EXTRACTED INFORMATION:

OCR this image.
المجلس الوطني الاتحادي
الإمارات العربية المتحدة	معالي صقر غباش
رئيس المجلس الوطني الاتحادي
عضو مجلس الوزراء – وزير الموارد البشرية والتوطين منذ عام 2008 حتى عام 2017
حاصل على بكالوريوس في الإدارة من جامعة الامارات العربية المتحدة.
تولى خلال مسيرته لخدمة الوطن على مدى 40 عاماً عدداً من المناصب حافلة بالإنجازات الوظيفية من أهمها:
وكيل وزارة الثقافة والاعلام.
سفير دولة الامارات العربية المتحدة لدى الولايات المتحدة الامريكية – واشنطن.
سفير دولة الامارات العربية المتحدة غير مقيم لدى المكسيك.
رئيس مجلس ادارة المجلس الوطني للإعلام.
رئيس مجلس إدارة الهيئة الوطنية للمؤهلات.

SET PROBLEM: Your answer should be a single number: the count of lines in these records that hold the string "المتحدة".

RIGHT ANSWER: 4